▸ **GIVEN INSTRUCTION**: Of the lines in the data below, count the ones holding the string "seaside", and answer with that number only.

(Saved entries)
◆ ◆ ◆ ◆

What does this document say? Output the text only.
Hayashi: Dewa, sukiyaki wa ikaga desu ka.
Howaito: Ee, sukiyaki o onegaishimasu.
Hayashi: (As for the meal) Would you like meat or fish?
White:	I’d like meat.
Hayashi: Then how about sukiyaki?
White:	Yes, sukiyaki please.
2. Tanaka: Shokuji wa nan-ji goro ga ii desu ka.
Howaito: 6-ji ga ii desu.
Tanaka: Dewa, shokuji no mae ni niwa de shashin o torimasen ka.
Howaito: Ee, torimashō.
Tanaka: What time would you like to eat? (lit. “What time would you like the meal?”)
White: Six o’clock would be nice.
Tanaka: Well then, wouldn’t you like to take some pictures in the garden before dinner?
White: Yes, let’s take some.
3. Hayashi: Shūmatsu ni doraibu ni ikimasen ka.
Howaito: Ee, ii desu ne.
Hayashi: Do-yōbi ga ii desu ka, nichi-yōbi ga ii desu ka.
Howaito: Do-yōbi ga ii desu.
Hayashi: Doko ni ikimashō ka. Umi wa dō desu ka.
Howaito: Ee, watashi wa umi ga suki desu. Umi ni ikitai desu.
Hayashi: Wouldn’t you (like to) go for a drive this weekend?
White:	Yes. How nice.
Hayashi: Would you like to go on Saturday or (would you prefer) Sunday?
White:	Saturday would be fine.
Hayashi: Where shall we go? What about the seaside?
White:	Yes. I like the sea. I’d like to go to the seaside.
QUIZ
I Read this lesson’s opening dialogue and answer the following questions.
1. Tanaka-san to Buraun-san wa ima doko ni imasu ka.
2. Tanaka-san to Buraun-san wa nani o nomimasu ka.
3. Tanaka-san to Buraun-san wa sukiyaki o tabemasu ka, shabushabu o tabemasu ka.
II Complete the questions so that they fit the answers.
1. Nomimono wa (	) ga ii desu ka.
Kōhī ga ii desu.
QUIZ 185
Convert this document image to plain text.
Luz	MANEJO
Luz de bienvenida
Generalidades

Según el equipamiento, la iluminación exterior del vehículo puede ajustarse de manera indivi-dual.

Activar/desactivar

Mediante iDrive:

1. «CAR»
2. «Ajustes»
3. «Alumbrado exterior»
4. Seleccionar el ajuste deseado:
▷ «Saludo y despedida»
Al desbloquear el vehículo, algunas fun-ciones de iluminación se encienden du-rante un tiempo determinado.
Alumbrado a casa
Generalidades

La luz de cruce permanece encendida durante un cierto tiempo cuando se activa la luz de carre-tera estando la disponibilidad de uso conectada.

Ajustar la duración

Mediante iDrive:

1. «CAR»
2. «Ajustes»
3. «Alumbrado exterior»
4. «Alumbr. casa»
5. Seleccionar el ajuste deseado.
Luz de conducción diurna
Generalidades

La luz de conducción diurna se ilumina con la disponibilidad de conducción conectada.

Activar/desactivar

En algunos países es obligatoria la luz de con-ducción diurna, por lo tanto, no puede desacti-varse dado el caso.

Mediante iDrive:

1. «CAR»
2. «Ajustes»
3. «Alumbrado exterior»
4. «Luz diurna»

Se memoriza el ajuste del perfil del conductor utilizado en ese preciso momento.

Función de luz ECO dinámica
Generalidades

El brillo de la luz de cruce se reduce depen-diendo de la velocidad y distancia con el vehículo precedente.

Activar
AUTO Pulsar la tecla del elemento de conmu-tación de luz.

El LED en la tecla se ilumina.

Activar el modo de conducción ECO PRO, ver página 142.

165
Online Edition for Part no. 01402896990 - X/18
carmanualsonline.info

◆ ◆ ◆ ◆

▸ **RESPONSE FOR THIS EXERCISE**: 2